### PROBLEM
Count the lines in the rows below that contain the string "caption", treating case as significant. Reply with the number only.

### SUPPLIED DATA

######

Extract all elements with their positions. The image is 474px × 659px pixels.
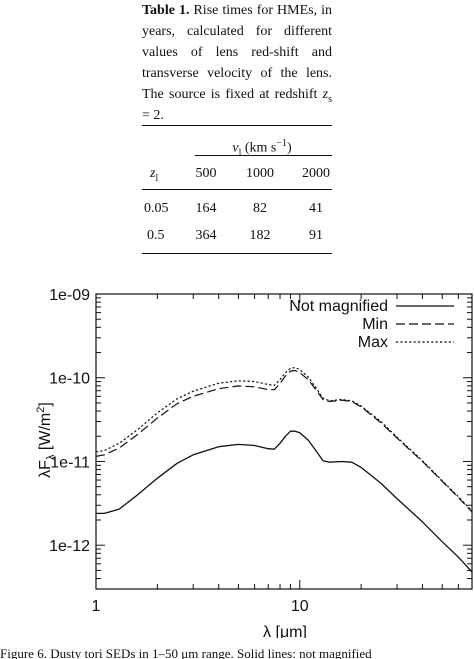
column-header-1000: 1000	[246, 166, 274, 181]
table-caption-text-end: = 2.	[142, 108, 164, 123]
velocity-symbol: v	[232, 140, 239, 156]
table-top-rule	[142, 125, 332, 127]
y-tick-label: 1e-12	[49, 538, 90, 555]
y-tick-label: 1e-09	[49, 287, 90, 304]
velocity-sub: l	[238, 147, 242, 159]
y-axis-label-main: λF	[37, 460, 54, 478]
x-tick-label: 10	[291, 598, 309, 615]
velocity-units-close: )	[286, 140, 292, 156]
table-caption-label: Table 1.	[142, 3, 190, 18]
x-tick-label: 1	[92, 598, 101, 615]
table-row-header: zl	[150, 166, 158, 187]
x-axis-label: λ [μm]	[263, 624, 307, 638]
legend-label: Not magnified	[289, 298, 388, 315]
table-cell-z: 0.5	[147, 228, 165, 243]
y-axis-label-units-exp: 2	[35, 407, 47, 413]
series-line-max	[95, 366, 473, 512]
column-header-2000: 2000	[302, 166, 330, 181]
table-cell: 41	[309, 201, 323, 216]
table-header-rule	[142, 189, 332, 190]
table-cell: 164	[195, 201, 217, 216]
table-caption-z: z	[322, 87, 329, 102]
table-cell: 91	[309, 228, 323, 243]
table-group-header: vl (km s−1)	[232, 136, 291, 161]
y-axis-label-sub: λ	[45, 454, 57, 460]
table-cell: 182	[249, 228, 271, 243]
table-cell: 364	[195, 228, 217, 243]
series-line-not-magnified	[96, 430, 473, 573]
y-tick-label: 1e-11	[50, 454, 90, 471]
table-bottom-rule	[142, 253, 332, 255]
figure-caption: Figure 6. Dusty tori SEDs in 1–50 μm ran…	[0, 646, 372, 659]
y-axis-label: λFλ [W/m2]	[35, 402, 57, 478]
legend-label: Max	[358, 334, 388, 351]
y-axis-label-units: [W/m	[37, 413, 54, 455]
table-caption-text: Rise times for HMEs, in years, calculate…	[142, 3, 332, 102]
table-caption: Table 1. Rise times for HMEs, in years, …	[142, 0, 332, 126]
redshift-sub: l	[155, 172, 159, 184]
table-caption-z-sub: s	[328, 93, 332, 105]
table-group-rule	[195, 155, 332, 156]
legend-label: Min	[362, 316, 388, 333]
column-header-500: 500	[195, 166, 217, 181]
velocity-units-exp: −1	[276, 138, 287, 149]
redshift-symbol: z	[150, 166, 156, 181]
velocity-units: (km s	[244, 140, 277, 156]
y-axis-label-units-close: ]	[37, 402, 54, 406]
y-tick-label: 1e-10	[49, 371, 90, 388]
table-cell: 82	[253, 201, 267, 216]
series-line-min	[95, 369, 473, 513]
plot-frame	[95, 293, 473, 590]
table-cell-z: 0.05	[144, 201, 169, 216]
sed-chart: 1e-12 1e-11 1e-10 1e-09 1 10 Not magnifiedMin…	[35, 287, 473, 638]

######

### EXERCISE RESPONSE
7